======== Material provided ========

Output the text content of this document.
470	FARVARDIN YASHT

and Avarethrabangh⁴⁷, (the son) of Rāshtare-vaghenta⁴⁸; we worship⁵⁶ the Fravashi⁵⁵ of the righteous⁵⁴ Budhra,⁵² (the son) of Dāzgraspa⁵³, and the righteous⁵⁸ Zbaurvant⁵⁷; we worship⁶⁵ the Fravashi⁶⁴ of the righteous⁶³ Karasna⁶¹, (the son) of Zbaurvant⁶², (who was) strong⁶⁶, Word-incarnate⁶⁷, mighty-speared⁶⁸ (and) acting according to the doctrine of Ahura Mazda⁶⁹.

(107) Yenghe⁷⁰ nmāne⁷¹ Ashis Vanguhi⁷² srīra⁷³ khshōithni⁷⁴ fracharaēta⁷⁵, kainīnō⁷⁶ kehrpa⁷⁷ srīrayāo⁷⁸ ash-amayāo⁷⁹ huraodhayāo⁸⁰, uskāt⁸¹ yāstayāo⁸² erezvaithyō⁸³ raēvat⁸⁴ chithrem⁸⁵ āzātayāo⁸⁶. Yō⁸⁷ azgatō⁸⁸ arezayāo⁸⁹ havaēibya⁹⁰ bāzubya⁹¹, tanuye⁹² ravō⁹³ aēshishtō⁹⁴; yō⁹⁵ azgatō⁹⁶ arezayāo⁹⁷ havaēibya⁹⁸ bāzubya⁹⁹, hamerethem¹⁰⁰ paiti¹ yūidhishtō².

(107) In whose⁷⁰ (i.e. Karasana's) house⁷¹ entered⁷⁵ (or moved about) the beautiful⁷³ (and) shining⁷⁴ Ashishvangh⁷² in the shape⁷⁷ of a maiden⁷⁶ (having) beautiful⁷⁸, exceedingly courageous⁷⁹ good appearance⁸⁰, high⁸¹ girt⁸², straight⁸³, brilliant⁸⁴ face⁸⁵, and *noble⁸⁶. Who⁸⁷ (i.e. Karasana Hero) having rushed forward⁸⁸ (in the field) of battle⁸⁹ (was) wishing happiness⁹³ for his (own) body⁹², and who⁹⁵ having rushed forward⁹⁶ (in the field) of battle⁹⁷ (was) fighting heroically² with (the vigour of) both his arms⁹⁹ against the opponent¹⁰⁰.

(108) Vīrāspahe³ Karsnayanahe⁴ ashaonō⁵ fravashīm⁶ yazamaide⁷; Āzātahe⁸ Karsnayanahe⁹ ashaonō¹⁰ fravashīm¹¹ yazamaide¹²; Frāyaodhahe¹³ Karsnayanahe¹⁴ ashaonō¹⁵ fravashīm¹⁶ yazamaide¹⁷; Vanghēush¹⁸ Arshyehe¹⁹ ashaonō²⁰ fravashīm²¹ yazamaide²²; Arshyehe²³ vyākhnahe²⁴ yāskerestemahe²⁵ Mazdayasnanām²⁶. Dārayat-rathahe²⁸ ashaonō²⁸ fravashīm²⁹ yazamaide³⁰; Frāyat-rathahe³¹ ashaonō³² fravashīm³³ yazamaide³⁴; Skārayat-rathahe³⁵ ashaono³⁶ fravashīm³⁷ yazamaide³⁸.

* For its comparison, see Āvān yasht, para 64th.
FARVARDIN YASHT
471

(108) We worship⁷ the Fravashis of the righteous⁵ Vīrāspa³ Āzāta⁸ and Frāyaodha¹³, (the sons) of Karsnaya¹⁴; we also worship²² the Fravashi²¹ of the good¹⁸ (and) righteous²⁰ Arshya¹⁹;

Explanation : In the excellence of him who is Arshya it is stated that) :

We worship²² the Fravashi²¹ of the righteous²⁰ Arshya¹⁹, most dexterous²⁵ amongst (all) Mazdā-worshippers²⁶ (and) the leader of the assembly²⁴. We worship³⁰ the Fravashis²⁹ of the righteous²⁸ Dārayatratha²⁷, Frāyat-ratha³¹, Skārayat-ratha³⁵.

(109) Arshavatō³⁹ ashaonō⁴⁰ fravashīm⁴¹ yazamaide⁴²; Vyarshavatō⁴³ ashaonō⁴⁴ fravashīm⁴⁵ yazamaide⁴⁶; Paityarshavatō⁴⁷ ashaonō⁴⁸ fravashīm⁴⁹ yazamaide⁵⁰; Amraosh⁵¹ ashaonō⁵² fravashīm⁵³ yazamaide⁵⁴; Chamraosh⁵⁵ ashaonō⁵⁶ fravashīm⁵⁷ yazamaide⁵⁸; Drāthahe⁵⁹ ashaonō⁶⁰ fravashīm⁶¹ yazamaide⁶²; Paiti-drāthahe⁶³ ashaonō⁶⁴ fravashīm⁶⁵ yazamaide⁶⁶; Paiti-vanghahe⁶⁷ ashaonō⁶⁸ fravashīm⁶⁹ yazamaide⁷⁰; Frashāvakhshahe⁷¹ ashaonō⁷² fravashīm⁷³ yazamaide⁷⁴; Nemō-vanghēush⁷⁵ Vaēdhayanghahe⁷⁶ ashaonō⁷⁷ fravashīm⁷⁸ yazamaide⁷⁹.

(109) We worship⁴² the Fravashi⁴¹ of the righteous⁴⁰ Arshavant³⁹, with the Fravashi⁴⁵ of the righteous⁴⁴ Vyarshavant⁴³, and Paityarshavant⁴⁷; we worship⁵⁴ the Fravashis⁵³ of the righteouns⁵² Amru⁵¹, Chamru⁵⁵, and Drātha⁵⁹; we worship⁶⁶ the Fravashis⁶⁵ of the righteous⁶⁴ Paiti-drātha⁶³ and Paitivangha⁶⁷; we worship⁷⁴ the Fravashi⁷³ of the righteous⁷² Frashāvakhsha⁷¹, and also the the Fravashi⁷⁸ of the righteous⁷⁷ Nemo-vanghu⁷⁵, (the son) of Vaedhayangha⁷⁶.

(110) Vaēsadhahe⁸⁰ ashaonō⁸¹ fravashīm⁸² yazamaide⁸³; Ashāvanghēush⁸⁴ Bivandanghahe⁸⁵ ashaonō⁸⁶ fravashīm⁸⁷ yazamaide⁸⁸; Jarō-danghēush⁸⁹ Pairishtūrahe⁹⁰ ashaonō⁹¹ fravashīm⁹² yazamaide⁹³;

========

- _Problem requirements_
Transcribe the records above exactly as they appear.

- _Reply to the task_
Output the text content of this document.
470	FARVARDIN YASHT

and Avarethrabangh⁴⁷, (the son) of Rāshtare-vaghenta⁴⁸; we worship⁵⁶ the Fravashi⁵⁵ of the righteous⁵⁴ Budhra,⁵² (the son) of Dāzgraspa⁵³, and the righteous⁵⁸ Zbaurvant⁵⁷; we worship⁶⁵ the Fravashi⁶⁴ of the righteous⁶³ Karasna⁶¹, (the son) of Zbaurvant⁶², (who was) strong⁶⁶, Word-incarnate⁶⁷, mighty-speared⁶⁸ (and) acting according to the doctrine of Ahura Mazda⁶⁹.

(107) Yenghe⁷⁰ nmāne⁷¹ Ashis Vanguhi⁷² srīra⁷³ khshōithni⁷⁴ fracharaēta⁷⁵, kainīnō⁷⁶ kehrpa⁷⁷ srīrayāo⁷⁸ ash-amayāo⁷⁹ huraodhayāo⁸⁰, uskāt⁸¹ yāstayāo⁸² erezvaithyō⁸³ raēvat⁸⁴ chithrem⁸⁵ āzātayāo⁸⁶. Yō⁸⁷ azgatō⁸⁸ arezayāo⁸⁹ havaēibya⁹⁰ bāzubya⁹¹, tanuye⁹² ravō⁹³ aēshishtō⁹⁴; yō⁹⁵ azgatō⁹⁶ arezayāo⁹⁷ havaēibya⁹⁸ bāzubya⁹⁹, hamerethem¹⁰⁰ paiti¹ yūidhishtō².

(107) In whose⁷⁰ (i.e. Karasana's) house⁷¹ entered⁷⁵ (or moved about) the beautiful⁷³ (and) shining⁷⁴ Ashishvangh⁷² in the shape⁷⁷ of a maiden⁷⁶ (having) beautiful⁷⁸, exceedingly courageous⁷⁹ good appearance⁸⁰, high⁸¹ girt⁸², straight⁸³, brilliant⁸⁴ face⁸⁵, and *noble⁸⁶. Who⁸⁷ (i.e. Karasana Hero) having rushed forward⁸⁸ (in the field) of battle⁸⁹ (was) wishing happiness⁹³ for his (own) body⁹², and who⁹⁵ having rushed forward⁹⁶ (in the field) of battle⁹⁷ (was) fighting heroically² with (the vigour of) both his arms⁹⁹ against the opponent¹⁰⁰.

(108) Vīrāspahe³ Karsnayanahe⁴ ashaonō⁵ fravashīm⁶ yazamaide⁷; Āzātahe⁸ Karsnayanahe⁹ ashaonō¹⁰ fravashīm¹¹ yazamaide¹²; Frāyaodhahe¹³ Karsnayanahe¹⁴ ashaonō¹⁵ fravashīm¹⁶ yazamaide¹⁷; Vanghēush¹⁸ Arshyehe¹⁹ ashaonō²⁰ fravashīm²¹ yazamaide²²; Arshyehe²³ vyākhnahe²⁴ yāskerestemahe²⁵ Mazdayasnanām²⁶. Dārayat-rathahe²⁸ ashaonō²⁸ fravashīm²⁹ yazamaide³⁰; Frāyat-rathahe³¹ ashaonō³² fravashīm³³ yazamaide³⁴; Skārayat-rathahe³⁵ ashaono³⁶ fravashīm³⁷ yazamaide³⁸.

* For its comparison, see Āvān yasht, para 64th.
FARVARDIN YASHT
471

(108) We worship⁷ the Fravashis of the righteous⁵ Vīrāspa³ Āzāta⁸ and Frāyaodha¹³, (the sons) of Karsnaya¹⁴; we also worship²² the Fravashi²¹ of the good¹⁸ (and) righteous²⁰ Arshya¹⁹;

Explanation : In the excellence of him who is Arshya it is stated that) :

We worship²² the Fravashi²¹ of the righteous²⁰ Arshya¹⁹, most dexterous²⁵ amongst (all) Mazdā-worshippers²⁶ (and) the leader of the assembly²⁴. We worship³⁰ the Fravashis²⁹ of the righteous²⁸ Dārayatratha²⁷, Frāyat-ratha³¹, Skārayat-ratha³⁵.

(109) Arshavatō³⁹ ashaonō⁴⁰ fravashīm⁴¹ yazamaide⁴²; Vyarshavatō⁴³ ashaonō⁴⁴ fravashīm⁴⁵ yazamaide⁴⁶; Paityarshavatō⁴⁷ ashaonō⁴⁸ fravashīm⁴⁹ yazamaide⁵⁰; Amraosh⁵¹ ashaonō⁵² fravashīm⁵³ yazamaide⁵⁴; Chamraosh⁵⁵ ashaonō⁵⁶ fravashīm⁵⁷ yazamaide⁵⁸; Drāthahe⁵⁹ ashaonō⁶⁰ fravashīm⁶¹ yazamaide⁶²; Paiti-drāthahe⁶³ ashaonō⁶⁴ fravashīm⁶⁵ yazamaide⁶⁶; Paiti-vanghahe⁶⁷ ashaonō⁶⁸ fravashīm⁶⁹ yazamaide⁷⁰; Frashāvakhshahe⁷¹ ashaonō⁷² fravashīm⁷³ yazamaide⁷⁴; Nemō-vanghēush⁷⁵ Vaēdhayanghahe⁷⁶ ashaonō⁷⁷ fravashīm⁷⁸ yazamaide⁷⁹.

(109) We worship⁴² the Fravashi⁴¹ of the righteous⁴⁰ Arshavant³⁹, with the Fravashi⁴⁵ of the righteous⁴⁴ Vyarshavant⁴³, and Paityarshavant⁴⁷; we worship⁵⁴ the Fravashis⁵³ of the righteouns⁵² Amru⁵¹, Chamru⁵⁵, and Drātha⁵⁹; we worship⁶⁶ the Fravashis⁶⁵ of the righteous⁶⁴ Paiti-drātha⁶³ and Paitivangha⁶⁷; we worship⁷⁴ the Fravashi⁷³ of the righteous⁷² Frashāvakhsha⁷¹, and also the the Fravashi⁷⁸ of the righteous⁷⁷ Nemo-vanghu⁷⁵, (the son) of Vaedhayangha⁷⁶.

(110) Vaēsadhahe⁸⁰ ashaonō⁸¹ fravashīm⁸² yazamaide⁸³; Ashāvanghēush⁸⁴ Bivandanghahe⁸⁵ ashaonō⁸⁶ fravashīm⁸⁷ yazamaide⁸⁸; Jarō-danghēush⁸⁹ Pairishtūrahe⁹⁰ ashaonō⁹¹ fravashīm⁹² yazamaide⁹³;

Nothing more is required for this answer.